(DIRECTIONS FOR THIS TASK):
Set down every record once more, exactly as given.

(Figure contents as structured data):
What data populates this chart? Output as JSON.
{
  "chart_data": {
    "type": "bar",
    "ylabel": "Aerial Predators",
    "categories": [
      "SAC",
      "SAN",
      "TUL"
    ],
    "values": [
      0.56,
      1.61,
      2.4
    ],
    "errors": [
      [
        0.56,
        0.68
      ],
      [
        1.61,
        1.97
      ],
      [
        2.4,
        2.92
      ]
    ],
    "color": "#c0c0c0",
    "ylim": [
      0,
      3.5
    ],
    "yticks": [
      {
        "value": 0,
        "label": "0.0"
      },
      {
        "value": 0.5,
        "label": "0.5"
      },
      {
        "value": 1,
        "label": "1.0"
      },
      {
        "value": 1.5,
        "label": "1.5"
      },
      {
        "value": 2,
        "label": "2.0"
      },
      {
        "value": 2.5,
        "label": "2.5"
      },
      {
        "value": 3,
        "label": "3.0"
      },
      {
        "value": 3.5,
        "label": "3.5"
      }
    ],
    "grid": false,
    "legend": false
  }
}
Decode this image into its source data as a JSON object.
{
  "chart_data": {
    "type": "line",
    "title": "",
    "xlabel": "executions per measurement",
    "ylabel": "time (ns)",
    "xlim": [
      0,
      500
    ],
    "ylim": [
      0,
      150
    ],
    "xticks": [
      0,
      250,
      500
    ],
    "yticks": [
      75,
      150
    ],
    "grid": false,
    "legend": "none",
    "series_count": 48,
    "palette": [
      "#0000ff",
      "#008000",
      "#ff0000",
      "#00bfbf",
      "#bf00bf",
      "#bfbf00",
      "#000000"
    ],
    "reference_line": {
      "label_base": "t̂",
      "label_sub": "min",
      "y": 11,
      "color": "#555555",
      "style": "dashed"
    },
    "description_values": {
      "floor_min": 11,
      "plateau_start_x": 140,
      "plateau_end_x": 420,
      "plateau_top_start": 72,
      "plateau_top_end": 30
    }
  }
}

(WRITTEN ANSWER):
What data populates this chart? Output as JSON.
{
  "chart_data": {
    "type": "bar",
    "ylabel": "Aerial Predators",
    "categories": [
      "SAC",
      "SAN",
      "TUL"
    ],
    "values": [
      0.56,
      1.61,
      2.4
    ],
    "errors": [
      [
        0.56,
        0.68
      ],
      [
        1.61,
        1.97
      ],
      [
        2.4,
        2.92
      ]
    ],
    "color": "#c0c0c0",
    "ylim": [
      0,
      3.5
    ],
    "yticks": [
      {
        "value": 0,
        "label": "0.0"
      },
      {
        "value": 0.5,
        "label": "0.5"
      },
      {
        "value": 1,
        "label": "1.0"
      },
      {
        "value": 1.5,
        "label": "1.5"
      },
      {
        "value": 2,
        "label": "2.0"
      },
      {
        "value": 2.5,
        "label": "2.5"
      },
      {
        "value": 3,
        "label": "3.0"
      },
      {
        "value": 3.5,
        "label": "3.5"
      }
    ],
    "grid": false,
    "legend": false
  }
}
Decode this image into its source data as a JSON object.
{
  "chart_data": {
    "type": "line",
    "title": "",
    "xlabel": "executions per measurement",
    "ylabel": "time (ns)",
    "xlim": [
      0,
      500
    ],
    "ylim": [
      0,
      150
    ],
    "xticks": [
      0,
      250,
      500
    ],
    "yticks": [
      75,
      150
    ],
    "grid": false,
    "legend": "none",
    "series_count": 48,
    "palette": [
      "#0000ff",
      "#008000",
      "#ff0000",
      "#00bfbf",
      "#bf00bf",
      "#bfbf00",
      "#000000"
    ],
    "reference_line": {
      "label_base": "t̂",
      "label_sub": "min",
      "y": 11,
      "color": "#555555",
      "style": "dashed"
    },
    "description_values": {
      "floor_min": 11,
      "plateau_start_x": 140,
      "plateau_end_x": 420,
      "plateau_top_start": 72,
      "plateau_top_end": 30
    }
  }
}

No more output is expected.